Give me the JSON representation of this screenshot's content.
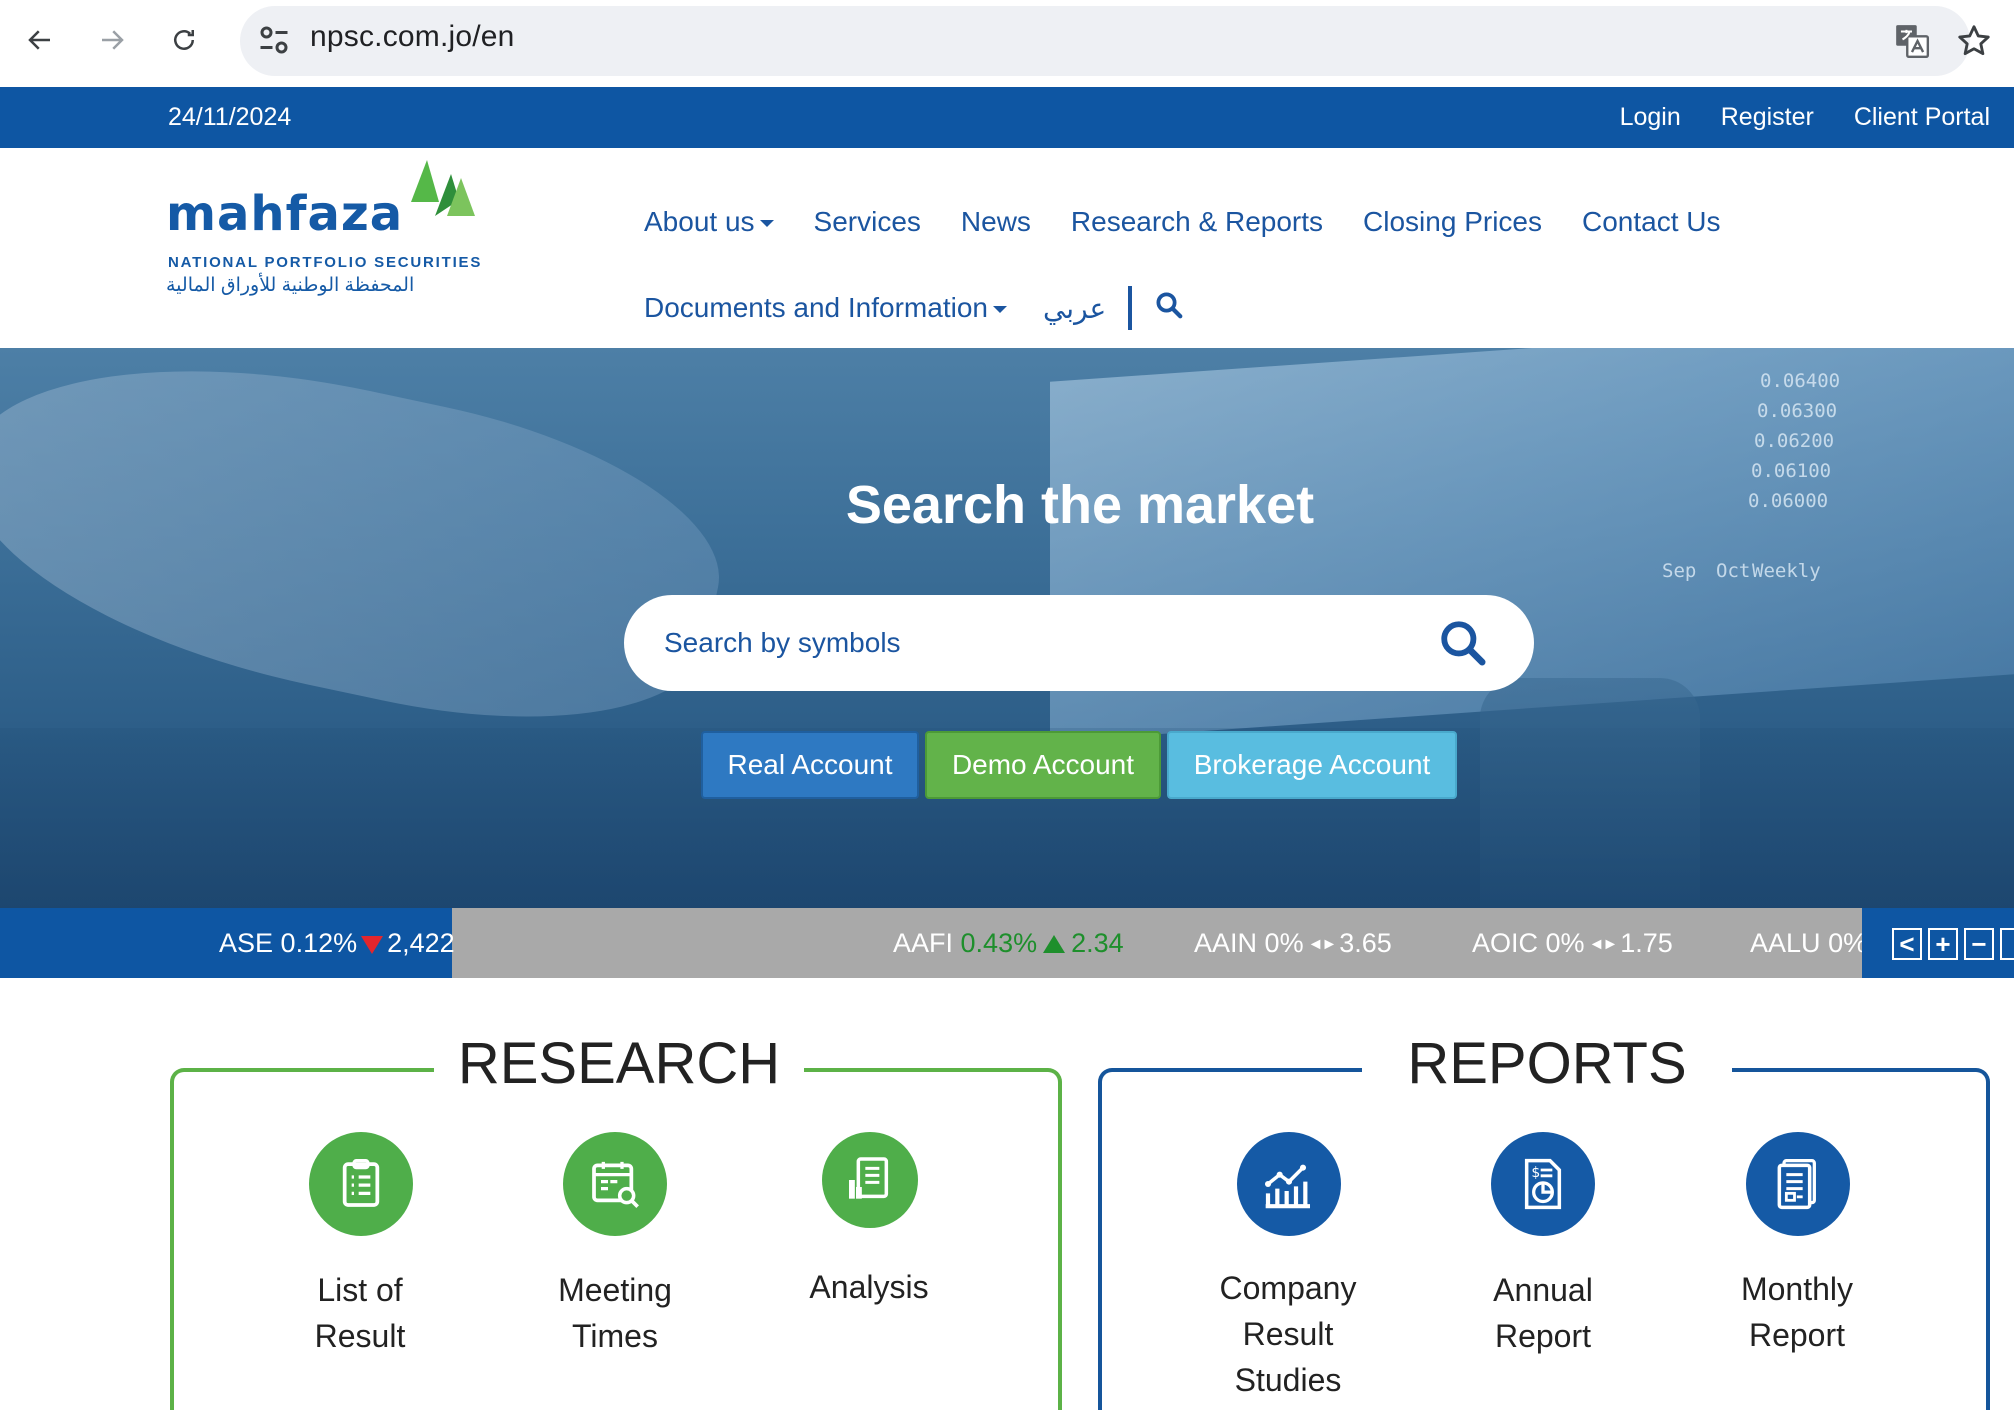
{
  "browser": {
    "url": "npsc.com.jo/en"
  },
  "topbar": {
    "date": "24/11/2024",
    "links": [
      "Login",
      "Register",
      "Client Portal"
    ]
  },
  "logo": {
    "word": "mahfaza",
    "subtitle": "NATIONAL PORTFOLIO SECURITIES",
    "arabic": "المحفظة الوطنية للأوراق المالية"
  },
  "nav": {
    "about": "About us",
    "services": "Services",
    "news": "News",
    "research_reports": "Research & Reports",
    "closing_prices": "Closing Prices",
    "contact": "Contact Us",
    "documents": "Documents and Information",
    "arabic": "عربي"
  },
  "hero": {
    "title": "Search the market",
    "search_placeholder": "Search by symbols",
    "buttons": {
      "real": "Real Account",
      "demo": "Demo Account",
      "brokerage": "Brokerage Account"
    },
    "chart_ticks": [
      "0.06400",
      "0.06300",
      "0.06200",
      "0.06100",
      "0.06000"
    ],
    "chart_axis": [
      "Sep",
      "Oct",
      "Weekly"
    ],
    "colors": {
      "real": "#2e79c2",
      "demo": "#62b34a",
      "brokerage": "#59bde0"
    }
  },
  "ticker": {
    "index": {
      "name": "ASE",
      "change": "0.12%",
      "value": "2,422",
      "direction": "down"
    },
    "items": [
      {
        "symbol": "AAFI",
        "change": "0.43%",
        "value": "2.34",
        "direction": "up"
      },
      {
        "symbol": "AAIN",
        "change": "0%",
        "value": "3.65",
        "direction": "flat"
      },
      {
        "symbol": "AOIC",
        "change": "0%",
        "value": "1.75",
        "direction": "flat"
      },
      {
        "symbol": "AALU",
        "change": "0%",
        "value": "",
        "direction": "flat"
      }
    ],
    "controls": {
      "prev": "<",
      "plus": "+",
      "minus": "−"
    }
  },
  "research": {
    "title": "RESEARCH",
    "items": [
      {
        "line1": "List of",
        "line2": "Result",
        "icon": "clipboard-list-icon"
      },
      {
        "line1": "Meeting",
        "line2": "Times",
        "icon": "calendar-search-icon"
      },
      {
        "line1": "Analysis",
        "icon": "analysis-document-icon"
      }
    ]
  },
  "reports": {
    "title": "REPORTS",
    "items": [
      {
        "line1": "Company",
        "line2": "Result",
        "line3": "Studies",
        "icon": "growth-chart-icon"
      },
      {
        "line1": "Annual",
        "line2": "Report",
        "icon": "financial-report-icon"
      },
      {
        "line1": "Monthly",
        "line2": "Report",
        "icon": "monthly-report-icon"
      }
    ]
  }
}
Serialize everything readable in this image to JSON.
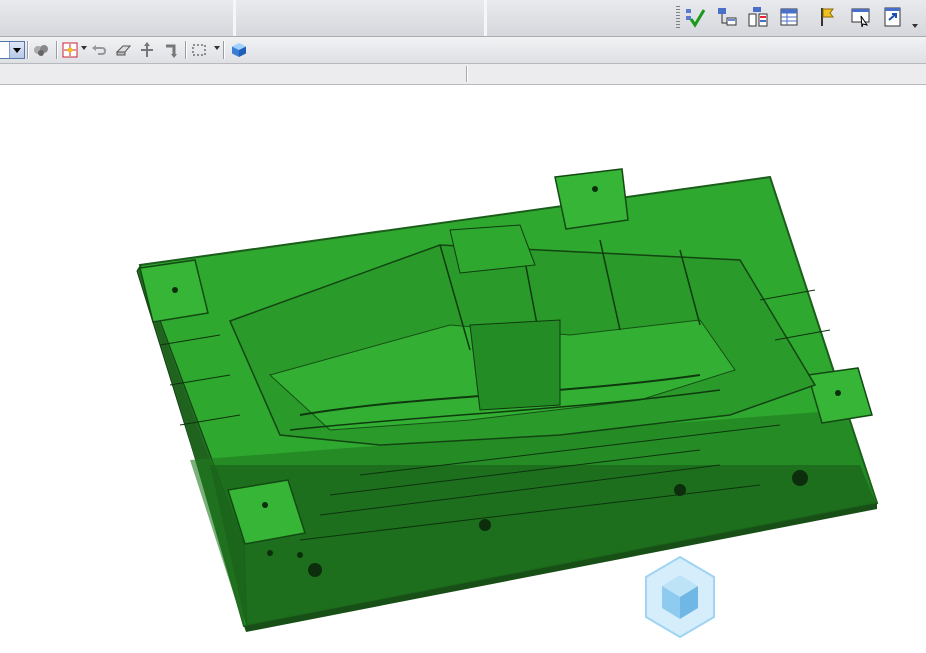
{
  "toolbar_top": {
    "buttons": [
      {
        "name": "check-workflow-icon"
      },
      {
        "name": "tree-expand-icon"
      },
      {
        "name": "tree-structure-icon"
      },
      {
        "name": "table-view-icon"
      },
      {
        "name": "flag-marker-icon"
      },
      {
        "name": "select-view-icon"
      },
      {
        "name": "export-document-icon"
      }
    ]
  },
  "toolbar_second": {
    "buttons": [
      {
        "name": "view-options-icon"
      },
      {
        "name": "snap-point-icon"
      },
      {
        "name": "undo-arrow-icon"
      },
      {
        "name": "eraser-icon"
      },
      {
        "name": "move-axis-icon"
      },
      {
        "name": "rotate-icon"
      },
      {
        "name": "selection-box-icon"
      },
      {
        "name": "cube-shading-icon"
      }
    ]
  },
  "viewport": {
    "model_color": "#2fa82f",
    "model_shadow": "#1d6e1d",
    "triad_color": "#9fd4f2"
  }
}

____

## Exercise prompt
Quote exactly, and only, the lines from the line containing "Serialize everything readable" through the final line of the records above, both included, omitting any pictures.

## Problem solution
Serialize everything readable in this image to JSON.
{
  "toolbar_top": {
    "buttons": [
      {
        "name": "check-workflow-icon"
      },
      {
        "name": "tree-expand-icon"
      },
      {
        "name": "tree-structure-icon"
      },
      {
        "name": "table-view-icon"
      },
      {
        "name": "flag-marker-icon"
      },
      {
        "name": "select-view-icon"
      },
      {
        "name": "export-document-icon"
      }
    ]
  },
  "toolbar_second": {
    "buttons": [
      {
        "name": "view-options-icon"
      },
      {
        "name": "snap-point-icon"
      },
      {
        "name": "undo-arrow-icon"
      },
      {
        "name": "eraser-icon"
      },
      {
        "name": "move-axis-icon"
      },
      {
        "name": "rotate-icon"
      },
      {
        "name": "selection-box-icon"
      },
      {
        "name": "cube-shading-icon"
      }
    ]
  },
  "viewport": {
    "model_color": "#2fa82f",
    "model_shadow": "#1d6e1d",
    "triad_color": "#9fd4f2"
  }
}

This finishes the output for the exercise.